• _Part of a data file_:
▼

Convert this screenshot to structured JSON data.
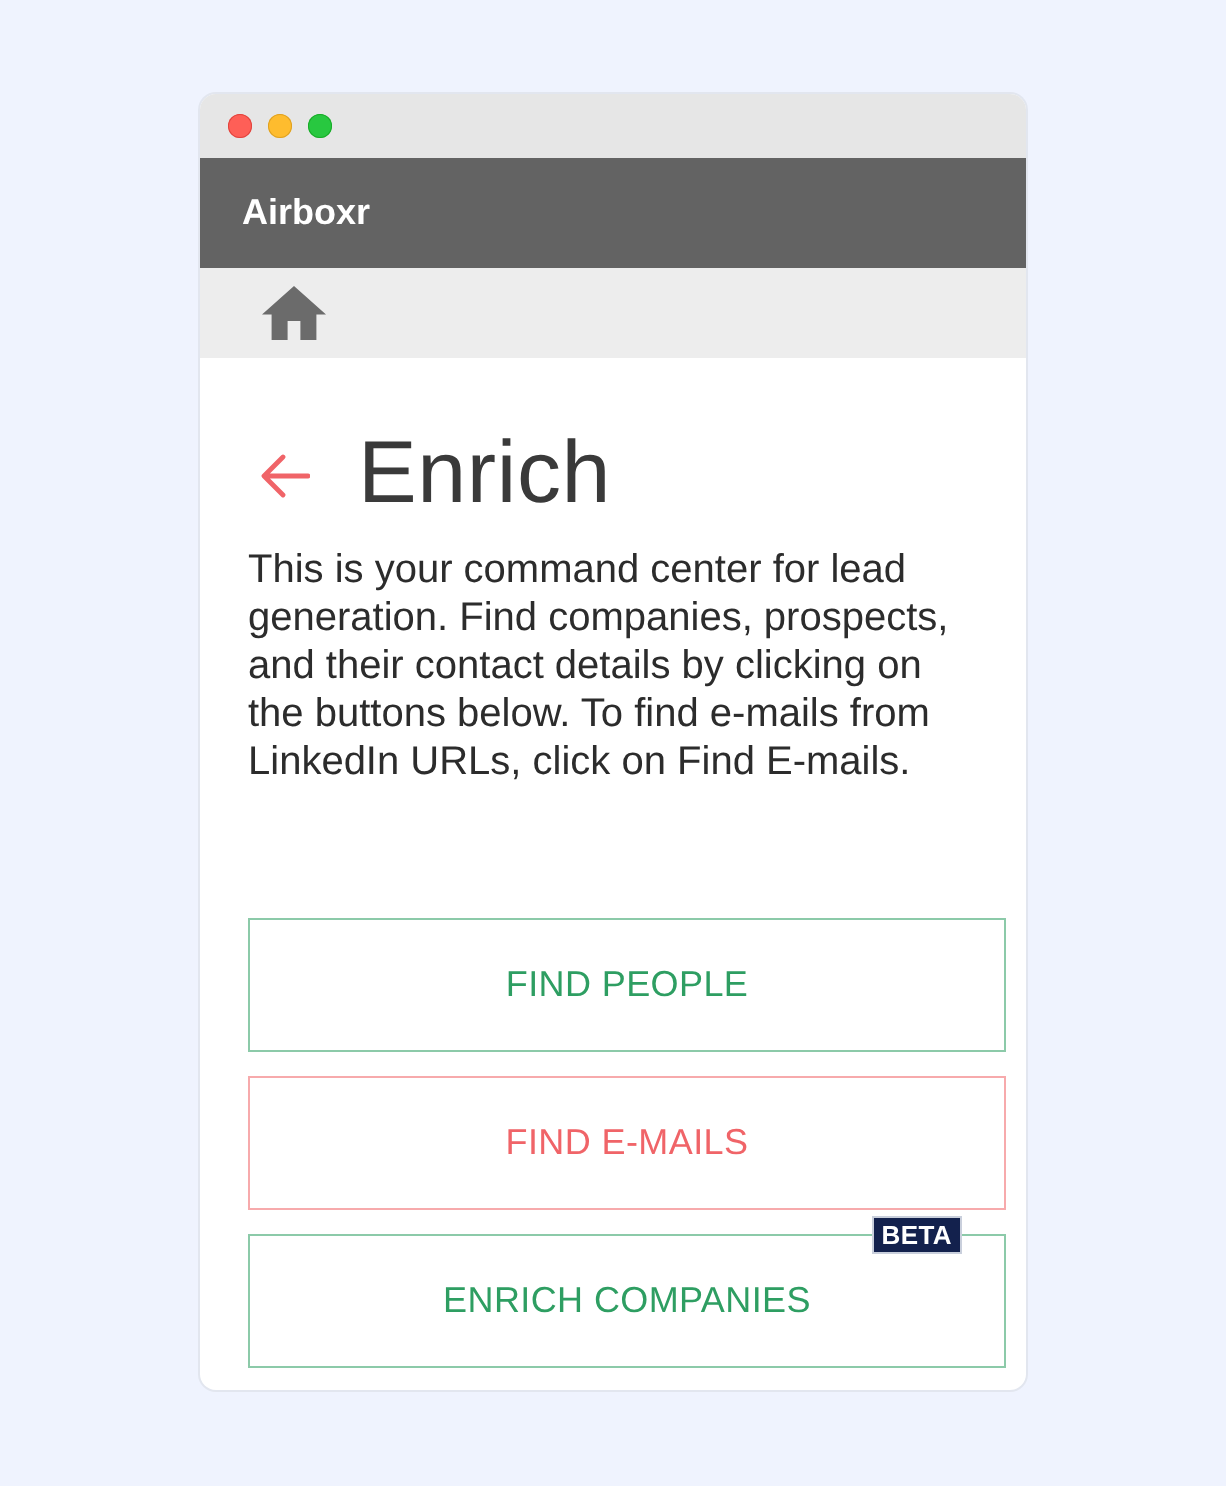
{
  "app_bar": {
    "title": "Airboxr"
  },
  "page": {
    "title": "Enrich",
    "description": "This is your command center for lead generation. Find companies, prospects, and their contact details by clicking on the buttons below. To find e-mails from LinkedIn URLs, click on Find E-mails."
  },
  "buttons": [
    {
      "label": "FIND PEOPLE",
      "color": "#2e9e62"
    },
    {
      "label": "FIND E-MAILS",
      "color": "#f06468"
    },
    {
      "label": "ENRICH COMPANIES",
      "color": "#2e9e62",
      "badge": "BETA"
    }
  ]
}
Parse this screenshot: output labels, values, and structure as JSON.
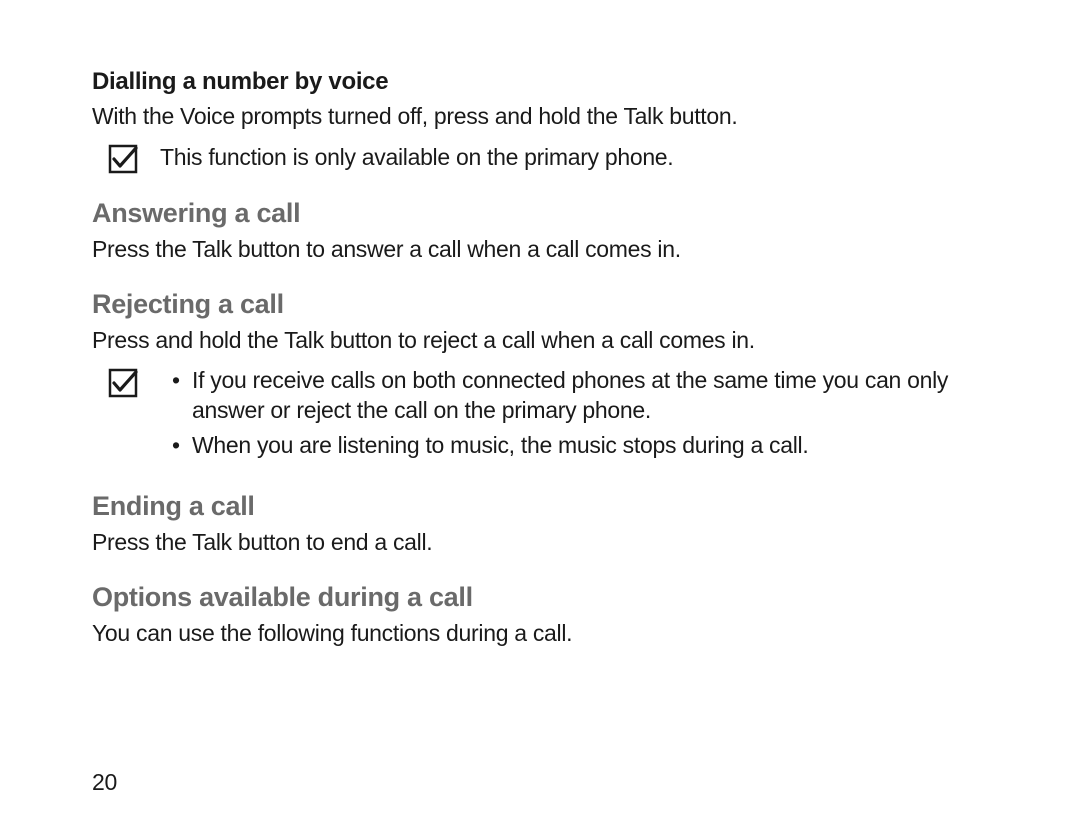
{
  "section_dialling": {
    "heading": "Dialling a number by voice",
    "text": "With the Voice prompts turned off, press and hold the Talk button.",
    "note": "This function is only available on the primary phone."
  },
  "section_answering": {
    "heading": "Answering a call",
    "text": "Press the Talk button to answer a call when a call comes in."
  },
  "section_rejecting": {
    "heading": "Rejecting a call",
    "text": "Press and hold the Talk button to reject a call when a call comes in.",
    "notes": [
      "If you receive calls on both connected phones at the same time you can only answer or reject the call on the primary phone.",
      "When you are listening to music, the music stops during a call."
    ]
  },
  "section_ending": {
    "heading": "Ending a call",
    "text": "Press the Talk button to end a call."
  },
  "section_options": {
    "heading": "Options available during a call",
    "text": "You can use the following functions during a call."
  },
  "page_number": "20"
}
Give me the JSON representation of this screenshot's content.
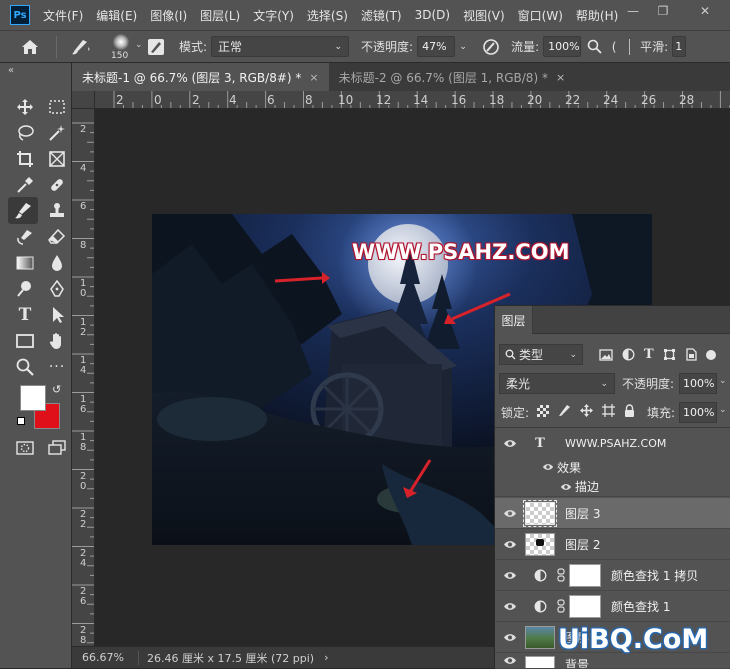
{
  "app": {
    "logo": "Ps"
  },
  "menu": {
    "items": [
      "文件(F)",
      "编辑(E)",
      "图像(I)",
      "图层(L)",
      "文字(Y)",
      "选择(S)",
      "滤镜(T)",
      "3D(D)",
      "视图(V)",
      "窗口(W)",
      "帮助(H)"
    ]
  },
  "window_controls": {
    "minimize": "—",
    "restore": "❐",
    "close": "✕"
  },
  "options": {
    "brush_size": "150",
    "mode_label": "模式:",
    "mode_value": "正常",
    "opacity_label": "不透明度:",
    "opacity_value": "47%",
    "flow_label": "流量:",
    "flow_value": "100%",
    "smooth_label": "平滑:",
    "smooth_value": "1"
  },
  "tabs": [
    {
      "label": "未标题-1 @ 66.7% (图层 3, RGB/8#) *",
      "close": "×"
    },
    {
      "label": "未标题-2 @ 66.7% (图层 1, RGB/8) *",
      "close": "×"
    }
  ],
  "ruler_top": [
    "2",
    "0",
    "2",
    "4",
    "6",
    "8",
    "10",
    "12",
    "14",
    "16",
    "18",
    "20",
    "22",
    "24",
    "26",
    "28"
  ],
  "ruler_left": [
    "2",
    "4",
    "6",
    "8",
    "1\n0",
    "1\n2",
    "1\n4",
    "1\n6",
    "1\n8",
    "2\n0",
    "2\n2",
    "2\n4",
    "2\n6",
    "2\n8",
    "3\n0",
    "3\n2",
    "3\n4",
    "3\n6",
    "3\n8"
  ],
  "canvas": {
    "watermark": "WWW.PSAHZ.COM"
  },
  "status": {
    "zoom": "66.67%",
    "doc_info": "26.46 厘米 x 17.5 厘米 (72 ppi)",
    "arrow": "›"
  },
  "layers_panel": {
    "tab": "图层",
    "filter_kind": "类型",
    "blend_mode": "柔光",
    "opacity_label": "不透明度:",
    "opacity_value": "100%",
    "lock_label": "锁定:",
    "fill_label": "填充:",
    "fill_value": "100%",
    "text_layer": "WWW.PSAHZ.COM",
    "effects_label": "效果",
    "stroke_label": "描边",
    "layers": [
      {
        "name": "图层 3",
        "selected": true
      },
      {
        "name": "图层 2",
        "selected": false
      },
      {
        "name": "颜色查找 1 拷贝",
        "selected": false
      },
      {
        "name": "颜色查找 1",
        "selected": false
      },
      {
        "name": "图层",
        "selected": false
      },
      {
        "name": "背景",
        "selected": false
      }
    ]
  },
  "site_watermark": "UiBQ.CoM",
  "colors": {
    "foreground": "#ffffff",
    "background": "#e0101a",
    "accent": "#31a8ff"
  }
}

▲

• _Task prompt_:
Only lines that contain the word "name" are wanted; copy each of them.

• _Full solution_:
        "name": "图层 3",
        "name": "图层 2",
        "name": "颜色查找 1 拷贝",
        "name": "颜色查找 1",
        "name": "图层",
        "name": "背景",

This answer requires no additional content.